Check every line of the entries for "aura", and copy the lines that hold it.
+ + + + +
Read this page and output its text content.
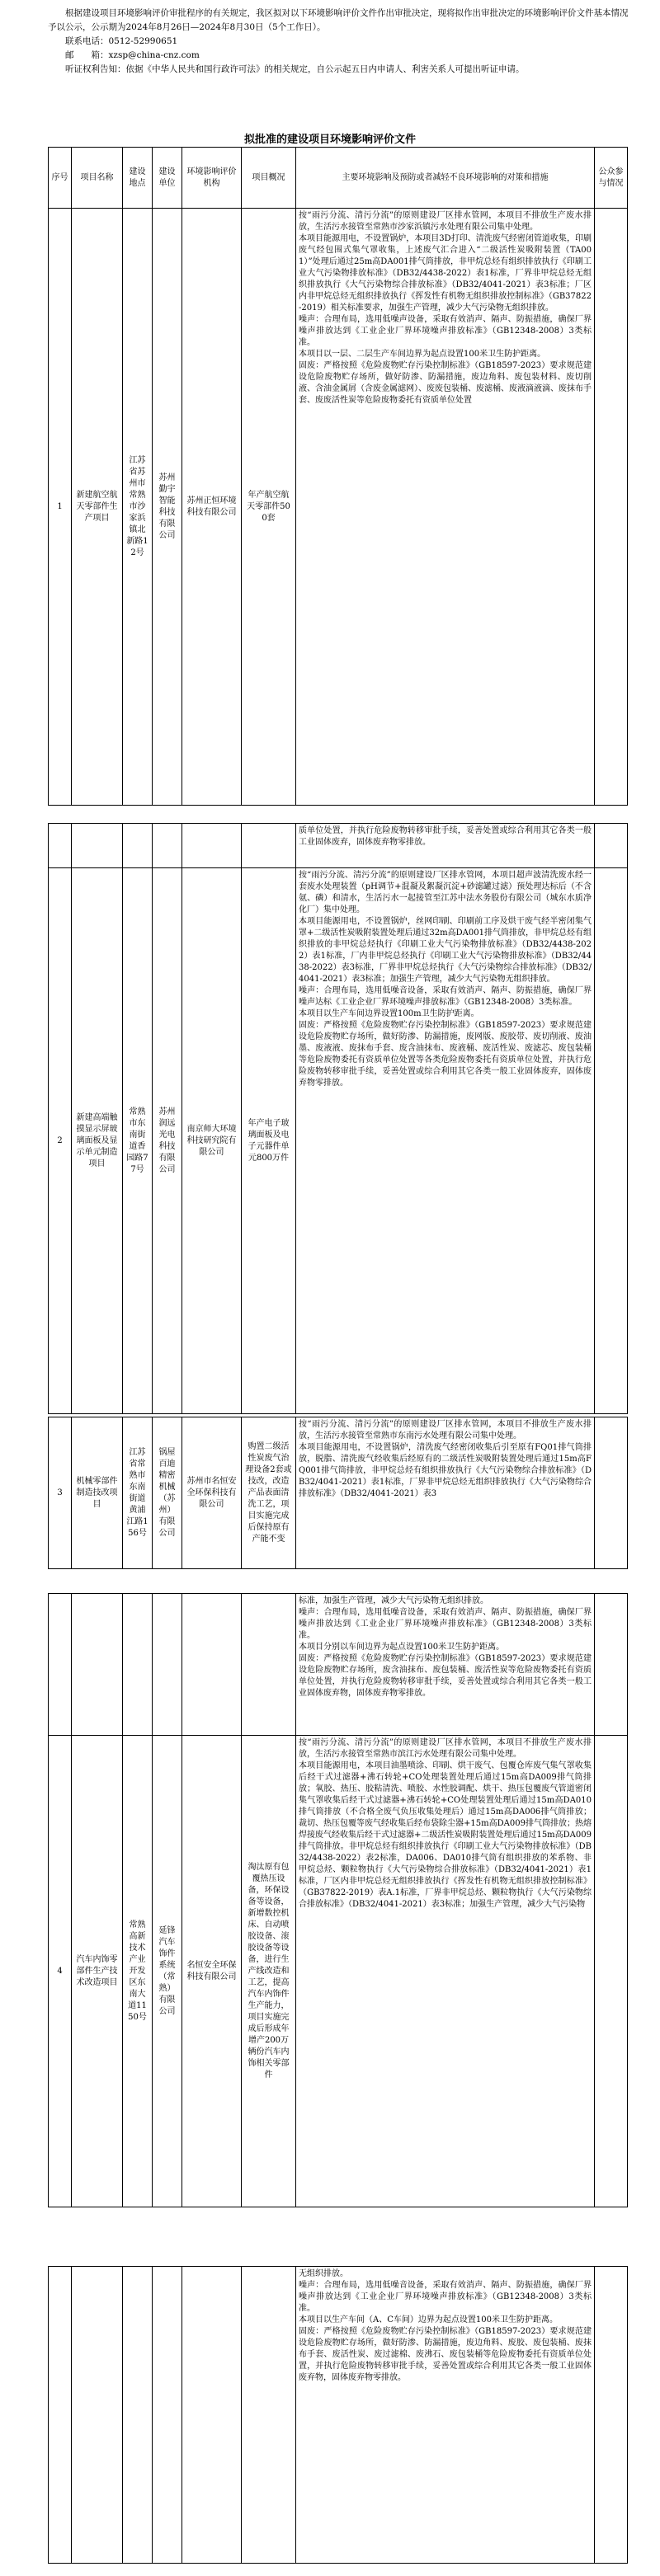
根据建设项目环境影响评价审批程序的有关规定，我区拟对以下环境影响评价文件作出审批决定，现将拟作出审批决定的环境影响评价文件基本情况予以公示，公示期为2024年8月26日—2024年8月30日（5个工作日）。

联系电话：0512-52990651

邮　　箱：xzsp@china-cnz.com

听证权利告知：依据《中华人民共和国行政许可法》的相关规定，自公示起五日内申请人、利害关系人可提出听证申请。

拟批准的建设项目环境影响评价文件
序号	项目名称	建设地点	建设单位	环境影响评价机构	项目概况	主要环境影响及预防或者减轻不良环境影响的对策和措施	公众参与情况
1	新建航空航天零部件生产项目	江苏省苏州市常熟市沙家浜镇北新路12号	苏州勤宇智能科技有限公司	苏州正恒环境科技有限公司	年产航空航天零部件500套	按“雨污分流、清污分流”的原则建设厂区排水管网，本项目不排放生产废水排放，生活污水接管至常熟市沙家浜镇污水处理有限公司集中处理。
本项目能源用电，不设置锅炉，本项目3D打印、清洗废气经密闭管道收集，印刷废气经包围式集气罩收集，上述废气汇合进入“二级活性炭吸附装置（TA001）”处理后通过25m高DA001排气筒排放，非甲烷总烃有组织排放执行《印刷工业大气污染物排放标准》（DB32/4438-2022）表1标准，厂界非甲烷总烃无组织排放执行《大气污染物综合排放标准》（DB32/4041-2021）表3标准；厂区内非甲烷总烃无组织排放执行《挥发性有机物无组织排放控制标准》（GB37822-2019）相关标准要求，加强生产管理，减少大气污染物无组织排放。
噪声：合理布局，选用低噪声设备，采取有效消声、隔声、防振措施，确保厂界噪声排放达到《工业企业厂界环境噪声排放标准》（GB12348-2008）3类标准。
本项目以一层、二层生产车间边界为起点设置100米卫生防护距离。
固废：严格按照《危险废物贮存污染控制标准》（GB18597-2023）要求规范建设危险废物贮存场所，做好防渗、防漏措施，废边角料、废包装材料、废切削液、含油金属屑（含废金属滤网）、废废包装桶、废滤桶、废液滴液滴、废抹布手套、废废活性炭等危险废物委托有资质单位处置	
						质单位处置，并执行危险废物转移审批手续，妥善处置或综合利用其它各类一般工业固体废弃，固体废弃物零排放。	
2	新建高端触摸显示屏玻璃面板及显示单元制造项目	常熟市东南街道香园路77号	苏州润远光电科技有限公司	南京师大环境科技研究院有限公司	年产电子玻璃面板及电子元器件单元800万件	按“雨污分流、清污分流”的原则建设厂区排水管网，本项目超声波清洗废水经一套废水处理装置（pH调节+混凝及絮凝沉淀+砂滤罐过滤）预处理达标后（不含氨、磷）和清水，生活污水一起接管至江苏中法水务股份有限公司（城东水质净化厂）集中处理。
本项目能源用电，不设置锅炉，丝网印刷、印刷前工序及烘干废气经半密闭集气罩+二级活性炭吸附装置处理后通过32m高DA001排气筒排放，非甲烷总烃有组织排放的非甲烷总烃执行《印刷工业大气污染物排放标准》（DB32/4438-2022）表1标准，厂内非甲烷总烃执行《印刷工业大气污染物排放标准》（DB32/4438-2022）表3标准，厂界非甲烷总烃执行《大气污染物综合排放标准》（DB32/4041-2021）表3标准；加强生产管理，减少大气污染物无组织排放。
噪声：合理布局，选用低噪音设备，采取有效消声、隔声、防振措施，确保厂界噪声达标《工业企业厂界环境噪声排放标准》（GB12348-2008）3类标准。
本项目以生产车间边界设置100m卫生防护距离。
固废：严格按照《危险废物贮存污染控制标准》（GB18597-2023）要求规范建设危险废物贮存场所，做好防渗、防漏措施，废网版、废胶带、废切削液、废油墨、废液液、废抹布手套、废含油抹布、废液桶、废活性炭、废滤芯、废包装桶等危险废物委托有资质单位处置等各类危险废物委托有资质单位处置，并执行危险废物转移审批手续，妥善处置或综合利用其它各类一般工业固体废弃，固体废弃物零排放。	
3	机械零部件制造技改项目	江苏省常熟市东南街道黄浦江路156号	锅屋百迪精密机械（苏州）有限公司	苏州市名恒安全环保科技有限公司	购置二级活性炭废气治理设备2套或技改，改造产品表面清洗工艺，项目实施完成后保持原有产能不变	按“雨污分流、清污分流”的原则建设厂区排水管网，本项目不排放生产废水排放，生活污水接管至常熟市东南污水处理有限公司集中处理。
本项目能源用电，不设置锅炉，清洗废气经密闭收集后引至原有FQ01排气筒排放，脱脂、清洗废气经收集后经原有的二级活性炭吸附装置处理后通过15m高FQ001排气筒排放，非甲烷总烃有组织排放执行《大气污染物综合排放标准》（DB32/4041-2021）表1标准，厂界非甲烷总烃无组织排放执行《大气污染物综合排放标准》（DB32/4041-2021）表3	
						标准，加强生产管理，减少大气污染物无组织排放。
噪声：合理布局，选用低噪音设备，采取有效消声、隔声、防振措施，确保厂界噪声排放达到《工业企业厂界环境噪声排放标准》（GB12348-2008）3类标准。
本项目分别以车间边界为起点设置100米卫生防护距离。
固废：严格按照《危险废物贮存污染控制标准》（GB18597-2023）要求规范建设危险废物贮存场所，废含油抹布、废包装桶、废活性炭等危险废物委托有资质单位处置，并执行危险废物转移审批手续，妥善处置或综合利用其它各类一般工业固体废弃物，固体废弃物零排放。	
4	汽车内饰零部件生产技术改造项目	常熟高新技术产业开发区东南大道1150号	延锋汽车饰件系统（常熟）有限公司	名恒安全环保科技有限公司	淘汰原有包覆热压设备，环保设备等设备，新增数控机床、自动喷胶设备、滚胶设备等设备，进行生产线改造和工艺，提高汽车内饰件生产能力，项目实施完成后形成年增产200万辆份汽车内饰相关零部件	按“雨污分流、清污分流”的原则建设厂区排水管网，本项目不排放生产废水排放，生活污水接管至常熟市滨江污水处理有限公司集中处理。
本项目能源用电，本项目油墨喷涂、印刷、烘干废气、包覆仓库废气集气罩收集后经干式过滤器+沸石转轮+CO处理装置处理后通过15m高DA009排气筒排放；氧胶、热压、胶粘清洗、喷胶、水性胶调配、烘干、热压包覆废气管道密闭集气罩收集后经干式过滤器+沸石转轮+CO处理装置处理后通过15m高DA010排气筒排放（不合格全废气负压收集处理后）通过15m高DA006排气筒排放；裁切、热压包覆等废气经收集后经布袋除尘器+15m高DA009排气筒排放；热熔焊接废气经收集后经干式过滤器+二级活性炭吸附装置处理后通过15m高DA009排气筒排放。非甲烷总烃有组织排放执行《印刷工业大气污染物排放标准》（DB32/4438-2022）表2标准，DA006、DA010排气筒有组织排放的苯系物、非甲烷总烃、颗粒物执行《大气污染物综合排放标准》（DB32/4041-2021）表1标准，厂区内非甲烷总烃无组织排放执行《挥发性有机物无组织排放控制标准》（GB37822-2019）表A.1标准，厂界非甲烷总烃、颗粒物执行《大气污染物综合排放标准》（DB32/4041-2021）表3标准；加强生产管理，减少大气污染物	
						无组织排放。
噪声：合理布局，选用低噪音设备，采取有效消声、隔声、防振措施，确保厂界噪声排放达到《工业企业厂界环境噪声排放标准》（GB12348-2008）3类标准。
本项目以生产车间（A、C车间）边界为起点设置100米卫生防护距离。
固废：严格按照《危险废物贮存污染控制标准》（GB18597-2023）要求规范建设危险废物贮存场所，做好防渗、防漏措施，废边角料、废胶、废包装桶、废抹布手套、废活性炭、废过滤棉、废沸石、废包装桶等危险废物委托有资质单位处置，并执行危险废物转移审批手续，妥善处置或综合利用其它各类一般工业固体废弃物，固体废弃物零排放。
+ + + + +
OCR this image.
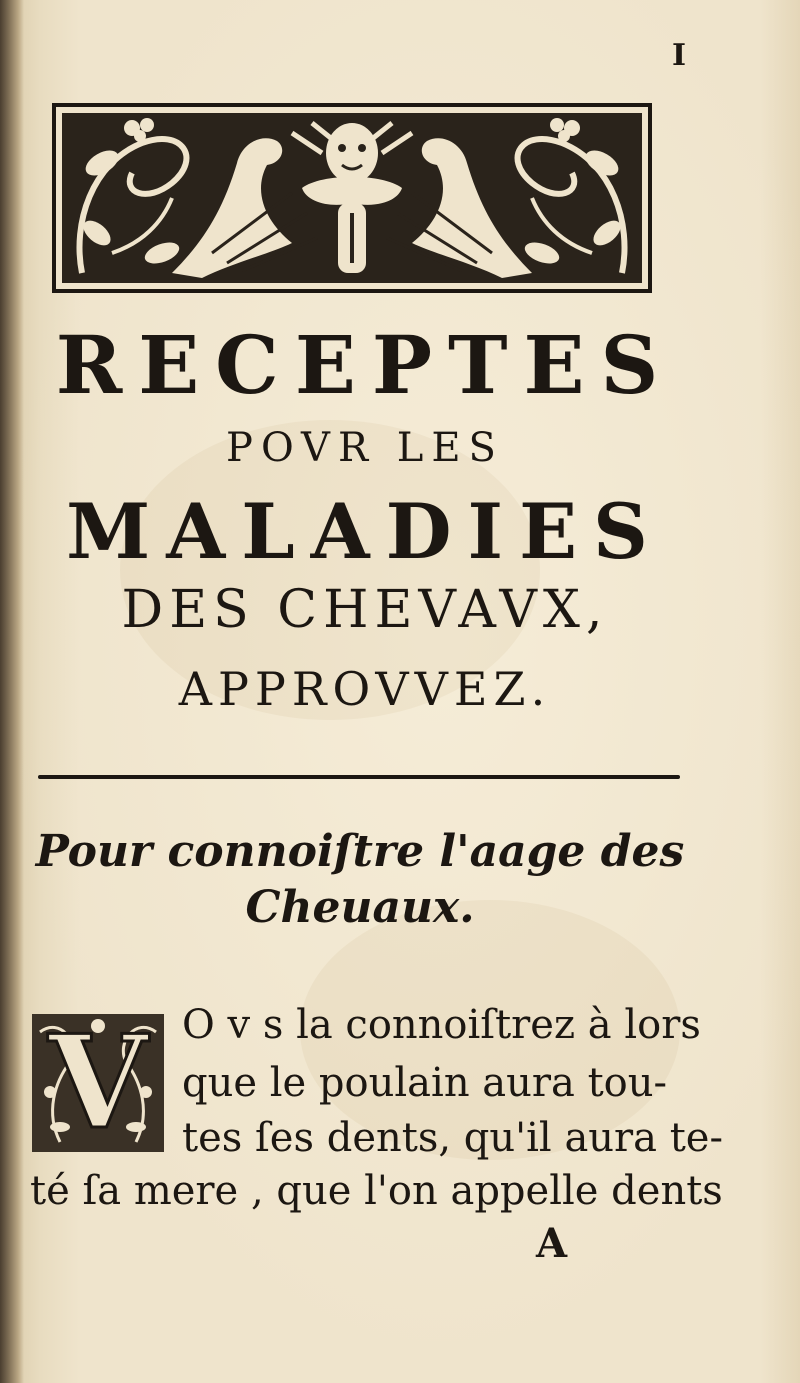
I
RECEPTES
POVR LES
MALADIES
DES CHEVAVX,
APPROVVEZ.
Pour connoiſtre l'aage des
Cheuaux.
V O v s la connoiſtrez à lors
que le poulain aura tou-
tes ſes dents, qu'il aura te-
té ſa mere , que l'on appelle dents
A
+ + + + +
=== Task result ===
que le poulain aura tou-
tes ſes dents, qu'il aura te-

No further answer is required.